== Set problem ==
Nothing should be left out: output all of the entries exactly.

== Records supplied ==

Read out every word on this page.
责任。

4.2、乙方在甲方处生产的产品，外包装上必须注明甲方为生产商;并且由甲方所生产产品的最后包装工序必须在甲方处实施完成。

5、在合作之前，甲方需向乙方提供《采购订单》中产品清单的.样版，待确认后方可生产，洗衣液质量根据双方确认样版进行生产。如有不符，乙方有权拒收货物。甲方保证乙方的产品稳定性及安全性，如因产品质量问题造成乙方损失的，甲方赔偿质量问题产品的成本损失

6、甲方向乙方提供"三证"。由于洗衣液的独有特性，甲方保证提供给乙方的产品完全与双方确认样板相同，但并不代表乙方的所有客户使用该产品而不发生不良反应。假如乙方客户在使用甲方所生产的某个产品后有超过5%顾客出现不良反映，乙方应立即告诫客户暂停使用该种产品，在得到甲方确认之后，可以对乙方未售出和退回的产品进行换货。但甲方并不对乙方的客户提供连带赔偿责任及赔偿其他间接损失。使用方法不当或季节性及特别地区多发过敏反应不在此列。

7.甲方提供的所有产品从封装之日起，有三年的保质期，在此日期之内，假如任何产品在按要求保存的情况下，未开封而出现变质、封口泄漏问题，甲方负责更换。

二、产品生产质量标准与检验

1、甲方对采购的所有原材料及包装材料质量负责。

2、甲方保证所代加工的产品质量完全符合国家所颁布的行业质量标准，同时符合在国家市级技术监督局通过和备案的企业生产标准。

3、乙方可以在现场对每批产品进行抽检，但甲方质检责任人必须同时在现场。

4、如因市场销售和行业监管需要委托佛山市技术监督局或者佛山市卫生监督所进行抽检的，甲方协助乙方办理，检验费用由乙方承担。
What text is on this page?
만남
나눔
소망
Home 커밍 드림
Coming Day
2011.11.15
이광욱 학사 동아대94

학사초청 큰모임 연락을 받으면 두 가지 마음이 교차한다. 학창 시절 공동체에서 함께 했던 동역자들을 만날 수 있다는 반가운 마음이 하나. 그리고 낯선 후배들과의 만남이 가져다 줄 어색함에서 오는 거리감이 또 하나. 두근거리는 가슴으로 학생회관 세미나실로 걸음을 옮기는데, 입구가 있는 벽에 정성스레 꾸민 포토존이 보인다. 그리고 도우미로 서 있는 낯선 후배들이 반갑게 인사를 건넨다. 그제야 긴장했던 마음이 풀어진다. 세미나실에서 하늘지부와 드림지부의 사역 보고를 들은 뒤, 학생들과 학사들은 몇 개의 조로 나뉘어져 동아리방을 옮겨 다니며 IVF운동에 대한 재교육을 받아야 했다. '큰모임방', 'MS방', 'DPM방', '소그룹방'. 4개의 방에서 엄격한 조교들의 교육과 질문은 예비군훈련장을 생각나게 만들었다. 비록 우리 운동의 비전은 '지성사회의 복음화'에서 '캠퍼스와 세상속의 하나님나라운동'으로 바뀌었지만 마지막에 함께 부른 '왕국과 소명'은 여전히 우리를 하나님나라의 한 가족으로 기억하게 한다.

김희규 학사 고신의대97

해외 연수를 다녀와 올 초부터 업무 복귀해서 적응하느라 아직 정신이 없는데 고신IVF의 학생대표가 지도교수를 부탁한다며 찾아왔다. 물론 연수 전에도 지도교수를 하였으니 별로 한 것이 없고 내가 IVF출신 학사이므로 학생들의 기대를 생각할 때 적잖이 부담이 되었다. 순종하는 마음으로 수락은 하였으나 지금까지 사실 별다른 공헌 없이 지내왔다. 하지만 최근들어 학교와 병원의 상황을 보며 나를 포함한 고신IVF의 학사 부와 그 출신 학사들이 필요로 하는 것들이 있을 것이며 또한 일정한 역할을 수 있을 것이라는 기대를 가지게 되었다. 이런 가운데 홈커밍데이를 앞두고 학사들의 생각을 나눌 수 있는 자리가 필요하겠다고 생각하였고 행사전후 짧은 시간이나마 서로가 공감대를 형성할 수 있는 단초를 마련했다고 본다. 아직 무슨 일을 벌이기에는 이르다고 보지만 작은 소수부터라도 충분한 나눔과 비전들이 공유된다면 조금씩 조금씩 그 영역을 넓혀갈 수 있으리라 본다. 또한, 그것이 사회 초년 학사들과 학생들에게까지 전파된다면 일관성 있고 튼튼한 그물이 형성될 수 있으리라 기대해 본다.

== Answer to the problem ==
Read out every word on this page.
责任。

4.2、乙方在甲方处生产的产品，外包装上必须注明甲方为生产商;并且由甲方所生产产品的最后包装工序必须在甲方处实施完成。

5、在合作之前，甲方需向乙方提供《采购订单》中产品清单的.样版，待确认后方可生产，洗衣液质量根据双方确认样版进行生产。如有不符，乙方有权拒收货物。甲方保证乙方的产品稳定性及安全性，如因产品质量问题造成乙方损失的，甲方赔偿质量问题产品的成本损失

6、甲方向乙方提供"三证"。由于洗衣液的独有特性，甲方保证提供给乙方的产品完全与双方确认样板相同，但并不代表乙方的所有客户使用该产品而不发生不良反应。假如乙方客户在使用甲方所生产的某个产品后有超过5%顾客出现不良反映，乙方应立即告诫客户暂停使用该种产品，在得到甲方确认之后，可以对乙方未售出和退回的产品进行换货。但甲方并不对乙方的客户提供连带赔偿责任及赔偿其他间接损失。使用方法不当或季节性及特别地区多发过敏反应不在此列。

7.甲方提供的所有产品从封装之日起，有三年的保质期，在此日期之内，假如任何产品在按要求保存的情况下，未开封而出现变质、封口泄漏问题，甲方负责更换。

二、产品生产质量标准与检验

1、甲方对采购的所有原材料及包装材料质量负责。

2、甲方保证所代加工的产品质量完全符合国家所颁布的行业质量标准，同时符合在国家市级技术监督局通过和备案的企业生产标准。

3、乙方可以在现场对每批产品进行抽检，但甲方质检责任人必须同时在现场。

4、如因市场销售和行业监管需要委托佛山市技术监督局或者佛山市卫生监督所进行抽检的，甲方协助乙方办理，检验费用由乙方承担。
What text is on this page?
만남
나눔
소망
Home 커밍 드림
Coming Day
2011.11.15
이광욱 학사 동아대94

학사초청 큰모임 연락을 받으면 두 가지 마음이 교차한다. 학창 시절 공동체에서 함께 했던 동역자들을 만날 수 있다는 반가운 마음이 하나. 그리고 낯선 후배들과의 만남이 가져다 줄 어색함에서 오는 거리감이 또 하나. 두근거리는 가슴으로 학생회관 세미나실로 걸음을 옮기는데, 입구가 있는 벽에 정성스레 꾸민 포토존이 보인다. 그리고 도우미로 서 있는 낯선 후배들이 반갑게 인사를 건넨다. 그제야 긴장했던 마음이 풀어진다. 세미나실에서 하늘지부와 드림지부의 사역 보고를 들은 뒤, 학생들과 학사들은 몇 개의 조로 나뉘어져 동아리방을 옮겨 다니며 IVF운동에 대한 재교육을 받아야 했다. '큰모임방', 'MS방', 'DPM방', '소그룹방'. 4개의 방에서 엄격한 조교들의 교육과 질문은 예비군훈련장을 생각나게 만들었다. 비록 우리 운동의 비전은 '지성사회의 복음화'에서 '캠퍼스와 세상속의 하나님나라운동'으로 바뀌었지만 마지막에 함께 부른 '왕국과 소명'은 여전히 우리를 하나님나라의 한 가족으로 기억하게 한다.

김희규 학사 고신의대97

해외 연수를 다녀와 올 초부터 업무 복귀해서 적응하느라 아직 정신이 없는데 고신IVF의 학생대표가 지도교수를 부탁한다며 찾아왔다. 물론 연수 전에도 지도교수를 하였으니 별로 한 것이 없고 내가 IVF출신 학사이므로 학생들의 기대를 생각할 때 적잖이 부담이 되었다. 순종하는 마음으로 수락은 하였으나 지금까지 사실 별다른 공헌 없이 지내왔다. 하지만 최근들어 학교와 병원의 상황을 보며 나를 포함한 고신IVF의 학사 부와 그 출신 학사들이 필요로 하는 것들이 있을 것이며 또한 일정한 역할을 수 있을 것이라는 기대를 가지게 되었다. 이런 가운데 홈커밍데이를 앞두고 학사들의 생각을 나눌 수 있는 자리가 필요하겠다고 생각하였고 행사전후 짧은 시간이나마 서로가 공감대를 형성할 수 있는 단초를 마련했다고 본다. 아직 무슨 일을 벌이기에는 이르다고 보지만 작은 소수부터라도 충분한 나눔과 비전들이 공유된다면 조금씩 조금씩 그 영역을 넓혀갈 수 있으리라 본다. 또한, 그것이 사회 초년 학사들과 학생들에게까지 전파된다면 일관성 있고 튼튼한 그물이 형성될 수 있으리라 기대해 본다.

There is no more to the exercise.